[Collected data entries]
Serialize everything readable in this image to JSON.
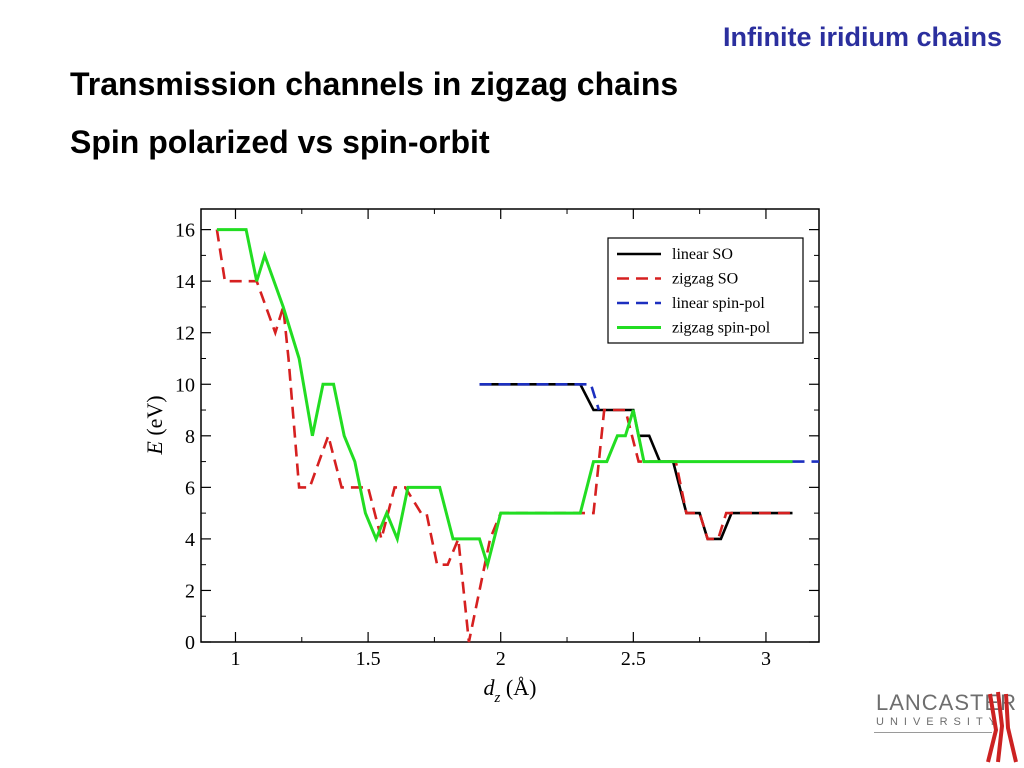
{
  "slide": {
    "header_tag": "Infinite iridium chains",
    "title_line1": "Transmission channels in zigzag chains",
    "title_line2": "Spin polarized vs spin-orbit"
  },
  "logo": {
    "main": "LANCASTER",
    "sub": "UNIVERSITY",
    "color": "#6e6e6e",
    "mark_color": "#cc2222"
  },
  "chart_data": {
    "type": "line",
    "xlabel_main": "d",
    "xlabel_sub": "z",
    "xlabel_unit": " (Å)",
    "ylabel_main": "E",
    "ylabel_unit": " (eV)",
    "xlim": [
      0.87,
      3.2
    ],
    "ylim": [
      0,
      16.8
    ],
    "xticks": [
      {
        "value": 1,
        "label": "1"
      },
      {
        "value": 1.5,
        "label": "1.5"
      },
      {
        "value": 2,
        "label": "2"
      },
      {
        "value": 2.5,
        "label": "2.5"
      },
      {
        "value": 3,
        "label": "3"
      }
    ],
    "yticks": [
      {
        "value": 0,
        "label": "0"
      },
      {
        "value": 2,
        "label": "2"
      },
      {
        "value": 4,
        "label": "4"
      },
      {
        "value": 6,
        "label": "6"
      },
      {
        "value": 8,
        "label": "8"
      },
      {
        "value": 10,
        "label": "10"
      },
      {
        "value": 12,
        "label": "12"
      },
      {
        "value": 14,
        "label": "14"
      },
      {
        "value": 16,
        "label": "16"
      }
    ],
    "legend_position": "top-right",
    "series": [
      {
        "name": "linear SO",
        "color": "#000000",
        "dash": "solid",
        "points": [
          [
            1.92,
            10
          ],
          [
            2.3,
            10
          ],
          [
            2.35,
            9
          ],
          [
            2.5,
            9
          ],
          [
            2.52,
            8
          ],
          [
            2.56,
            8
          ],
          [
            2.6,
            7
          ],
          [
            2.65,
            7
          ],
          [
            2.7,
            5
          ],
          [
            2.75,
            5
          ],
          [
            2.78,
            4
          ],
          [
            2.83,
            4
          ],
          [
            2.87,
            5
          ],
          [
            3.1,
            5
          ]
        ]
      },
      {
        "name": "zigzag SO",
        "color": "#d62020",
        "dash": "dashed",
        "points": [
          [
            0.93,
            16
          ],
          [
            0.96,
            14
          ],
          [
            1.08,
            14
          ],
          [
            1.15,
            12
          ],
          [
            1.18,
            13
          ],
          [
            1.2,
            11
          ],
          [
            1.24,
            6
          ],
          [
            1.28,
            6
          ],
          [
            1.35,
            8
          ],
          [
            1.4,
            6
          ],
          [
            1.5,
            6
          ],
          [
            1.55,
            4
          ],
          [
            1.6,
            6
          ],
          [
            1.64,
            6
          ],
          [
            1.7,
            5
          ],
          [
            1.72,
            5
          ],
          [
            1.76,
            3
          ],
          [
            1.8,
            3
          ],
          [
            1.84,
            4
          ],
          [
            1.86,
            2
          ],
          [
            1.88,
            0
          ],
          [
            1.92,
            2
          ],
          [
            1.96,
            4
          ],
          [
            2.0,
            5
          ],
          [
            2.35,
            5
          ],
          [
            2.39,
            9
          ],
          [
            2.42,
            9
          ],
          [
            2.47,
            9
          ],
          [
            2.52,
            7
          ],
          [
            2.55,
            7
          ],
          [
            2.61,
            7
          ],
          [
            2.66,
            7
          ],
          [
            2.7,
            5
          ],
          [
            2.75,
            5
          ],
          [
            2.78,
            4
          ],
          [
            2.82,
            4
          ],
          [
            2.85,
            5
          ],
          [
            3.1,
            5
          ]
        ]
      },
      {
        "name": "linear spin-pol",
        "color": "#1c2fbf",
        "dash": "dashed",
        "points": [
          [
            1.92,
            10
          ],
          [
            2.34,
            10
          ],
          [
            2.37,
            9
          ]
        ]
      },
      {
        "name": "linear spin-pol",
        "color": "#1c2fbf",
        "dash": "dashed",
        "points": [
          [
            3.1,
            7
          ],
          [
            3.2,
            7
          ]
        ]
      },
      {
        "name": "zigzag spin-pol",
        "color": "#22dd22",
        "dash": "solid",
        "points": [
          [
            0.93,
            16
          ],
          [
            1.04,
            16
          ],
          [
            1.08,
            14
          ],
          [
            1.11,
            15
          ],
          [
            1.18,
            13
          ],
          [
            1.24,
            11
          ],
          [
            1.29,
            8
          ],
          [
            1.33,
            10
          ],
          [
            1.37,
            10
          ],
          [
            1.41,
            8
          ],
          [
            1.45,
            7
          ],
          [
            1.49,
            5
          ],
          [
            1.53,
            4
          ],
          [
            1.57,
            5
          ],
          [
            1.61,
            4
          ],
          [
            1.65,
            6
          ],
          [
            1.77,
            6
          ],
          [
            1.82,
            4
          ],
          [
            1.92,
            4
          ],
          [
            1.95,
            3
          ],
          [
            2.0,
            5
          ],
          [
            2.3,
            5
          ],
          [
            2.35,
            7
          ],
          [
            2.4,
            7
          ],
          [
            2.44,
            8
          ],
          [
            2.47,
            8
          ],
          [
            2.5,
            9
          ],
          [
            2.54,
            7
          ],
          [
            3.1,
            7
          ]
        ]
      }
    ]
  }
}
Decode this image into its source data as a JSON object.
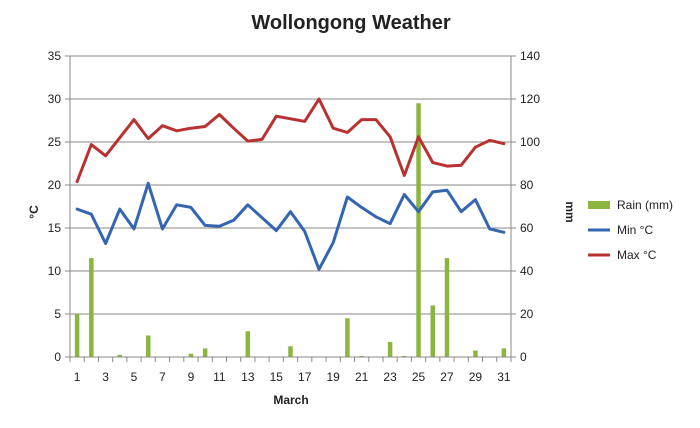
{
  "chart_data": {
    "type": "bar+line",
    "title": "Wollongong Weather",
    "xlabel": "March",
    "ylabel_left": "°C",
    "ylabel_right": "mm",
    "x": [
      1,
      2,
      3,
      4,
      5,
      6,
      7,
      8,
      9,
      10,
      11,
      12,
      13,
      14,
      15,
      16,
      17,
      18,
      19,
      20,
      21,
      22,
      23,
      24,
      25,
      26,
      27,
      28,
      29,
      30,
      31
    ],
    "xticks": [
      "1",
      "3",
      "5",
      "7",
      "9",
      "11",
      "13",
      "15",
      "17",
      "19",
      "21",
      "23",
      "25",
      "27",
      "29",
      "31"
    ],
    "y_left_lim": [
      0,
      35
    ],
    "y_left_ticks": [
      "0",
      "5",
      "10",
      "15",
      "20",
      "25",
      "30",
      "35"
    ],
    "y_right_lim": [
      0,
      140
    ],
    "y_right_ticks": [
      "0",
      "20",
      "40",
      "60",
      "80",
      "100",
      "120",
      "140"
    ],
    "legend_position": "right",
    "series": [
      {
        "name": "Rain (mm)",
        "kind": "bar",
        "axis": "right",
        "color": "#8ab53f",
        "values": [
          20,
          46,
          0,
          1,
          0,
          10,
          0,
          0,
          1.5,
          4,
          0,
          0,
          12,
          0,
          0,
          5,
          0,
          0,
          0,
          18,
          0.5,
          0,
          7,
          0.5,
          118,
          24,
          46,
          0,
          3,
          0,
          4
        ]
      },
      {
        "name": "Min °C",
        "kind": "line",
        "axis": "left",
        "color": "#3465b0",
        "values": [
          17.2,
          16.6,
          13.2,
          17.2,
          14.9,
          20.2,
          14.9,
          17.7,
          17.4,
          15.3,
          15.2,
          15.9,
          17.7,
          16.2,
          14.7,
          16.9,
          14.6,
          10.2,
          13.3,
          18.6,
          17.4,
          16.3,
          15.5,
          18.9,
          16.9,
          19.2,
          19.4,
          16.9,
          18.3,
          14.9,
          14.5
        ]
      },
      {
        "name": "Max °C",
        "kind": "line",
        "axis": "left",
        "color": "#b83232",
        "values": [
          20.4,
          24.7,
          23.4,
          25.5,
          27.6,
          25.4,
          26.9,
          26.3,
          26.6,
          26.8,
          28.2,
          26.6,
          25.1,
          25.3,
          28.0,
          27.7,
          27.4,
          30.0,
          26.6,
          26.1,
          27.6,
          27.6,
          25.6,
          21.1,
          25.6,
          22.6,
          22.2,
          22.3,
          24.4,
          25.2,
          24.8
        ]
      }
    ]
  }
}
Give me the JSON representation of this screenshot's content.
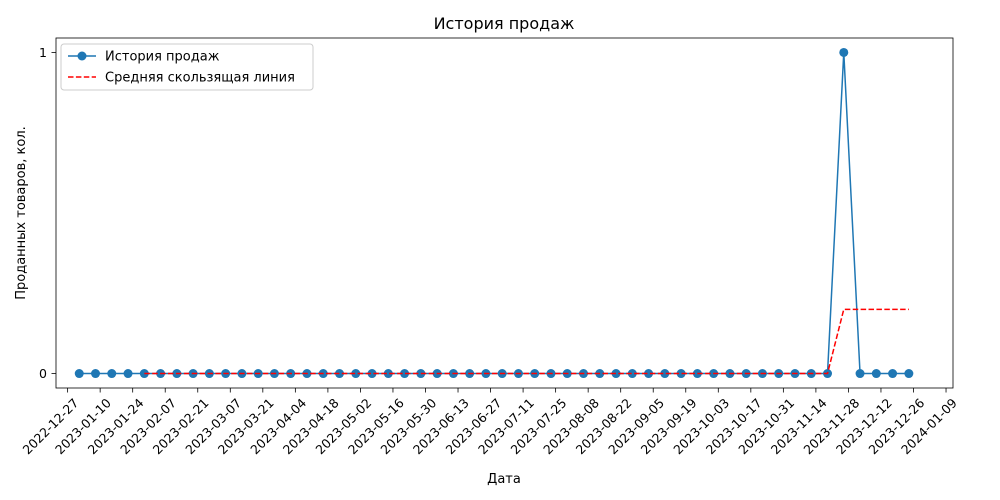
{
  "chart_data": {
    "type": "line",
    "title": "История продаж",
    "xlabel": "Дата",
    "ylabel": "Проданных товаров, кол.",
    "x_ticks": [
      "2022-12-27",
      "2023-01-10",
      "2023-01-24",
      "2023-02-07",
      "2023-02-21",
      "2023-03-07",
      "2023-03-21",
      "2023-04-04",
      "2023-04-18",
      "2023-05-02",
      "2023-05-16",
      "2023-05-30",
      "2023-06-13",
      "2023-06-27",
      "2023-07-11",
      "2023-07-25",
      "2023-08-08",
      "2023-08-22",
      "2023-09-05",
      "2023-09-19",
      "2023-10-03",
      "2023-10-17",
      "2023-10-31",
      "2023-11-14",
      "2023-11-28",
      "2023-12-12",
      "2023-12-26",
      "2024-01-09"
    ],
    "y_ticks": [
      "0",
      "1"
    ],
    "xlim": [
      "2022-12-22",
      "2024-01-12"
    ],
    "ylim": [
      -0.045,
      1.045
    ],
    "grid": false,
    "legend_position": "top-left",
    "series": [
      {
        "name": "История продаж",
        "color": "#1f77b4",
        "style": "solid-with-circle-markers",
        "points": [
          [
            "2023-01-01",
            0
          ],
          [
            "2023-01-08",
            0
          ],
          [
            "2023-01-15",
            0
          ],
          [
            "2023-01-22",
            0
          ],
          [
            "2023-01-29",
            0
          ],
          [
            "2023-02-05",
            0
          ],
          [
            "2023-02-12",
            0
          ],
          [
            "2023-02-19",
            0
          ],
          [
            "2023-02-26",
            0
          ],
          [
            "2023-03-05",
            0
          ],
          [
            "2023-03-12",
            0
          ],
          [
            "2023-03-19",
            0
          ],
          [
            "2023-03-26",
            0
          ],
          [
            "2023-04-02",
            0
          ],
          [
            "2023-04-09",
            0
          ],
          [
            "2023-04-16",
            0
          ],
          [
            "2023-04-23",
            0
          ],
          [
            "2023-04-30",
            0
          ],
          [
            "2023-05-07",
            0
          ],
          [
            "2023-05-14",
            0
          ],
          [
            "2023-05-21",
            0
          ],
          [
            "2023-05-28",
            0
          ],
          [
            "2023-06-04",
            0
          ],
          [
            "2023-06-11",
            0
          ],
          [
            "2023-06-18",
            0
          ],
          [
            "2023-06-25",
            0
          ],
          [
            "2023-07-02",
            0
          ],
          [
            "2023-07-09",
            0
          ],
          [
            "2023-07-16",
            0
          ],
          [
            "2023-07-23",
            0
          ],
          [
            "2023-07-30",
            0
          ],
          [
            "2023-08-06",
            0
          ],
          [
            "2023-08-13",
            0
          ],
          [
            "2023-08-20",
            0
          ],
          [
            "2023-08-27",
            0
          ],
          [
            "2023-09-03",
            0
          ],
          [
            "2023-09-10",
            0
          ],
          [
            "2023-09-17",
            0
          ],
          [
            "2023-09-24",
            0
          ],
          [
            "2023-10-01",
            0
          ],
          [
            "2023-10-08",
            0
          ],
          [
            "2023-10-15",
            0
          ],
          [
            "2023-10-22",
            0
          ],
          [
            "2023-10-29",
            0
          ],
          [
            "2023-11-05",
            0
          ],
          [
            "2023-11-12",
            0
          ],
          [
            "2023-11-19",
            0
          ],
          [
            "2023-11-26",
            1
          ],
          [
            "2023-12-03",
            0
          ],
          [
            "2023-12-10",
            0
          ],
          [
            "2023-12-17",
            0
          ],
          [
            "2023-12-24",
            0
          ]
        ]
      },
      {
        "name": "Средняя скользящая линия",
        "color": "#ff0000",
        "style": "dashed",
        "points": [
          [
            "2023-01-29",
            0
          ],
          [
            "2023-11-19",
            0
          ],
          [
            "2023-11-26",
            0.2
          ],
          [
            "2023-12-24",
            0.2
          ]
        ]
      }
    ]
  }
}
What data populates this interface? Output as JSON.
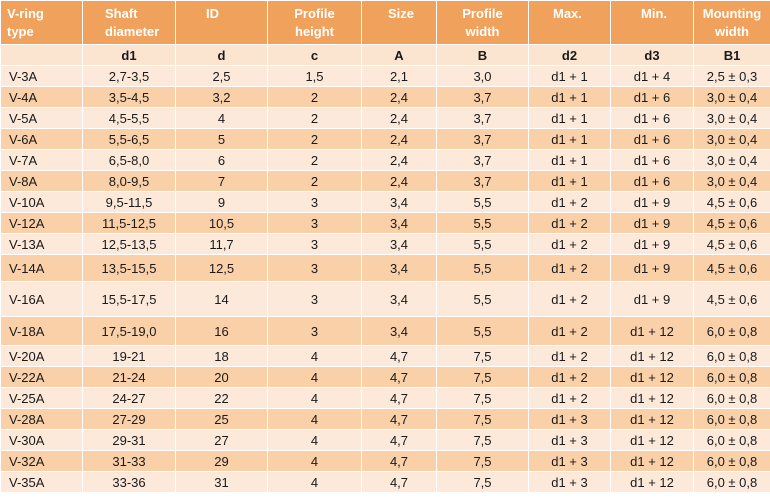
{
  "columns": [
    {
      "header": [
        "V-ring",
        "type"
      ],
      "sub": ""
    },
    {
      "header": [
        "Shaft",
        "diameter"
      ],
      "sub": "d1"
    },
    {
      "header": [
        "ID",
        ""
      ],
      "sub": "d"
    },
    {
      "header": [
        "Profile",
        "height"
      ],
      "sub": "c"
    },
    {
      "header": [
        "Size",
        ""
      ],
      "sub": "A"
    },
    {
      "header": [
        "Profile",
        "width"
      ],
      "sub": "B"
    },
    {
      "header": [
        "Max.",
        ""
      ],
      "sub": "d2"
    },
    {
      "header": [
        "Min.",
        ""
      ],
      "sub": "d3"
    },
    {
      "header": [
        "Mounting",
        "width"
      ],
      "sub": "B1"
    }
  ],
  "rows": [
    [
      "V-3A",
      "2,7-3,5",
      "2,5",
      "1,5",
      "2,1",
      "3,0",
      "d1  + 1",
      "d1 + 4",
      "2,5 ± 0,3"
    ],
    [
      "V-4A",
      "3,5-4,5",
      "3,2",
      "2",
      "2,4",
      "3,7",
      "d1  + 1",
      "d1 + 6",
      "3,0 ± 0,4"
    ],
    [
      "V-5A",
      "4,5-5,5",
      "4",
      "2",
      "2,4",
      "3,7",
      "d1  + 1",
      "d1 + 6",
      "3,0 ± 0,4"
    ],
    [
      "V-6A",
      "5,5-6,5",
      "5",
      "2",
      "2,4",
      "3,7",
      "d1  + 1",
      "d1 + 6",
      "3,0 ± 0,4"
    ],
    [
      "V-7A",
      "6,5-8,0",
      "6",
      "2",
      "2,4",
      "3,7",
      "d1  + 1",
      "d1 + 6",
      "3,0 ± 0,4"
    ],
    [
      "V-8A",
      "8,0-9,5",
      "7",
      "2",
      "2,4",
      "3,7",
      "d1  + 1",
      "d1 + 6",
      "3,0 ± 0,4"
    ],
    [
      "V-10A",
      "9,5-11,5",
      "9",
      "3",
      "3,4",
      "5,5",
      "d1 + 2",
      "d1 + 9",
      "4,5 ± 0,6"
    ],
    [
      "V-12A",
      "11,5-12,5",
      "10,5",
      "3",
      "3,4",
      "5,5",
      "d1 + 2",
      "d1 + 9",
      "4,5 ± 0,6"
    ],
    [
      "V-13A",
      "12,5-13,5",
      "11,7",
      "3",
      "3,4",
      "5,5",
      "d1 + 2",
      "d1 + 9",
      "4,5 ± 0,6"
    ],
    [
      "V-14A",
      "13,5-15,5",
      "12,5",
      "3",
      "3,4",
      "5,5",
      "d1 + 2",
      "d1 + 9",
      "4,5 ± 0,6"
    ],
    [
      "V-16A",
      "15,5-17,5",
      "14",
      "3",
      "3,4",
      "5,5",
      "d1 + 2",
      "d1 + 9",
      "4,5 ± 0,6"
    ],
    [
      "V-18A",
      "17,5-19,0",
      "16",
      "3",
      "3,4",
      "5,5",
      "d1 + 2",
      "d1 + 12",
      "6,0 ± 0,8"
    ],
    [
      "V-20A",
      "19-21",
      "18",
      "4",
      "4,7",
      "7,5",
      "d1 + 2",
      "d1 + 12",
      "6,0 ± 0,8"
    ],
    [
      "V-22A",
      "21-24",
      "20",
      "4",
      "4,7",
      "7,5",
      "d1 + 2",
      "d1 + 12",
      "6,0 ± 0,8"
    ],
    [
      "V-25A",
      "24-27",
      "22",
      "4",
      "4,7",
      "7,5",
      "d1 + 2",
      "d1 + 12",
      "6,0 ± 0,8"
    ],
    [
      "V-28A",
      "27-29",
      "25",
      "4",
      "4,7",
      "7,5",
      "d1 + 3",
      "d1 + 12",
      "6,0 ± 0,8"
    ],
    [
      "V-30A",
      "29-31",
      "27",
      "4",
      "4,7",
      "7,5",
      "d1 + 3",
      "d1 + 12",
      "6,0 ± 0,8"
    ],
    [
      "V-32A",
      "31-33",
      "29",
      "4",
      "4,7",
      "7,5",
      "d1 + 3",
      "d1 + 12",
      "6,0 ± 0,8"
    ],
    [
      "V-35A",
      "33-36",
      "31",
      "4",
      "4,7",
      "7,5",
      "d1 + 3",
      "d1 + 12",
      "6,0 ± 0,8"
    ]
  ],
  "colors": {
    "header": "#f0a15c",
    "row_light": "#fde9d9",
    "row_dark": "#fad0a9",
    "subheader": "#fbe5d0"
  }
}
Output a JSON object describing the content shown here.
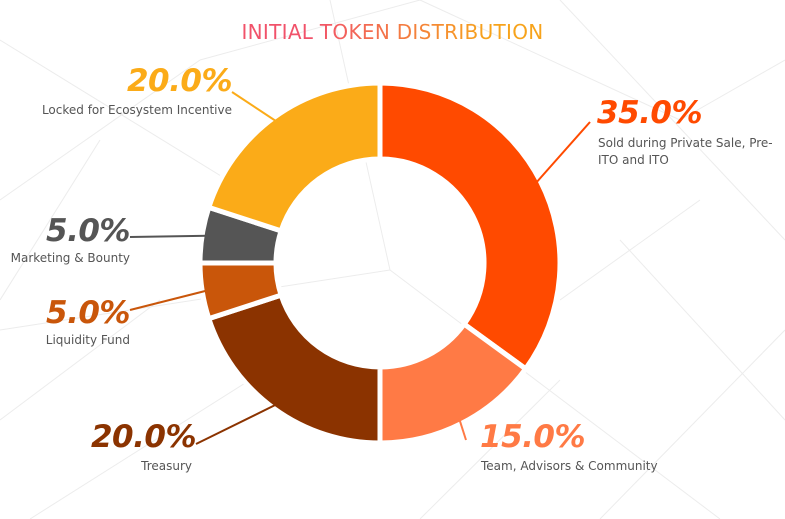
{
  "chart_data": {
    "type": "pie",
    "title": "INITIAL TOKEN DISTRIBUTION",
    "slices": [
      {
        "label": "Sold during Private Sale, Pre-ITO and ITO",
        "value": 35.0,
        "value_label": "35.0%",
        "color": "#ff4a00"
      },
      {
        "label": "Team, Advisors & Community",
        "value": 15.0,
        "value_label": "15.0%",
        "color": "#ff7a45"
      },
      {
        "label": "Treasury",
        "value": 20.0,
        "value_label": "20.0%",
        "color": "#8b3300"
      },
      {
        "label": "Liquidity Fund",
        "value": 5.0,
        "value_label": "5.0%",
        "color": "#c9560a"
      },
      {
        "label": "Marketing & Bounty",
        "value": 5.0,
        "value_label": "5.0%",
        "color": "#555555"
      },
      {
        "label": "Locked for Ecosystem Incentive",
        "value": 20.0,
        "value_label": "20.0%",
        "color": "#fbab18"
      }
    ],
    "legend": "none"
  }
}
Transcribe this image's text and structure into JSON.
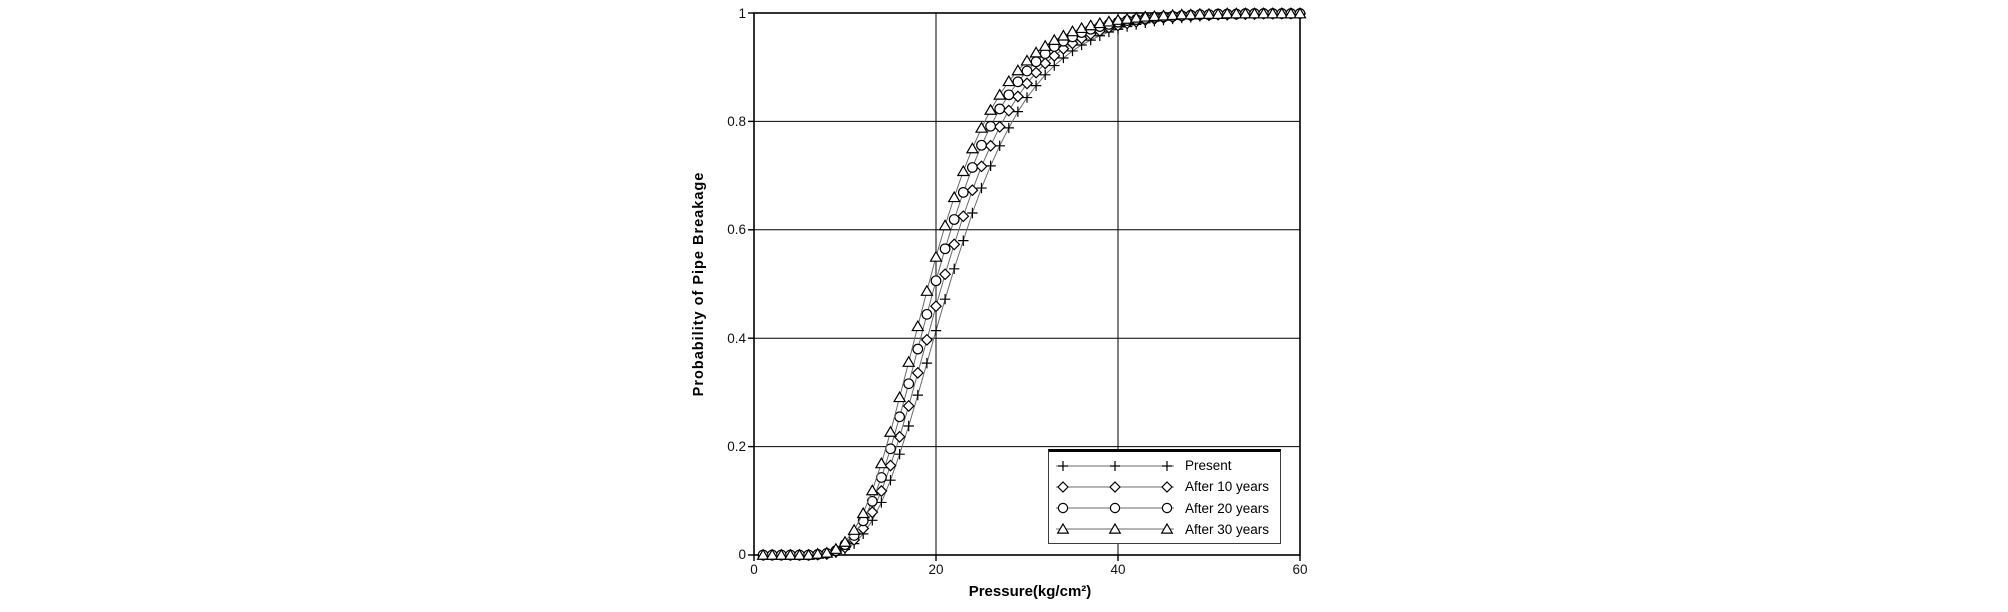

What the task asks –
Search the data for the word "продаж" and copy each line where it appears.

Correct result –
    "title": "История продаж",
        "name": "История продаж",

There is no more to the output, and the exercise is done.